= Dataset content =
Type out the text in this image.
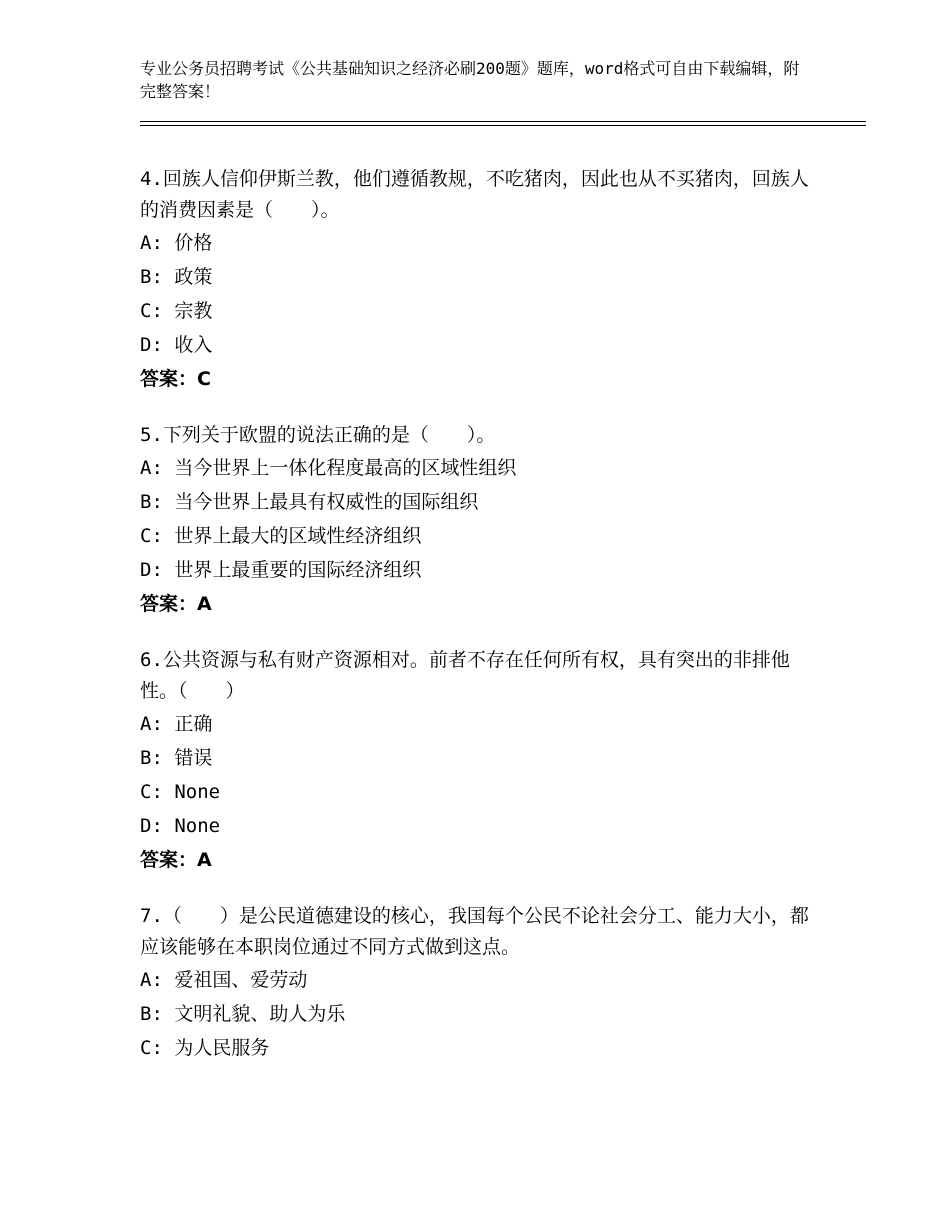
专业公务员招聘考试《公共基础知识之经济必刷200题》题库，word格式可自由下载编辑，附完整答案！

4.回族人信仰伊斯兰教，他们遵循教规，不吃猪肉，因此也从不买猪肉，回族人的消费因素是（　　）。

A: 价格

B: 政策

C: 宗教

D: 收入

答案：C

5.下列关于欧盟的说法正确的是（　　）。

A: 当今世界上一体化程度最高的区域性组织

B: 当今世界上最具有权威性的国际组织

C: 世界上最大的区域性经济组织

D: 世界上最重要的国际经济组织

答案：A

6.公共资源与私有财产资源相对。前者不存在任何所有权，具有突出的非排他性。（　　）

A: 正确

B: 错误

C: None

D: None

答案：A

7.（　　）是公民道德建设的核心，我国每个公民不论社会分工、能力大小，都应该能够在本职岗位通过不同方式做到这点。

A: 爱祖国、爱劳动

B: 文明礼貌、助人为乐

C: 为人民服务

= Directions =
Retype everything in the material word for word, minus pictures.

= The completed task =
Type out the text in this image.
专业公务员招聘考试《公共基础知识之经济必刷200题》题库，word格式可自由下载编辑，附完整答案！

4.回族人信仰伊斯兰教，他们遵循教规，不吃猪肉，因此也从不买猪肉，回族人的消费因素是（　　）。

A: 价格

B: 政策

C: 宗教

D: 收入

答案：C

5.下列关于欧盟的说法正确的是（　　）。

A: 当今世界上一体化程度最高的区域性组织

B: 当今世界上最具有权威性的国际组织

C: 世界上最大的区域性经济组织

D: 世界上最重要的国际经济组织

答案：A

6.公共资源与私有财产资源相对。前者不存在任何所有权，具有突出的非排他性。（　　）

A: 正确

B: 错误

C: None

D: None

答案：A

7.（　　）是公民道德建设的核心，我国每个公民不论社会分工、能力大小，都应该能够在本职岗位通过不同方式做到这点。

A: 爱祖国、爱劳动

B: 文明礼貌、助人为乐

C: 为人民服务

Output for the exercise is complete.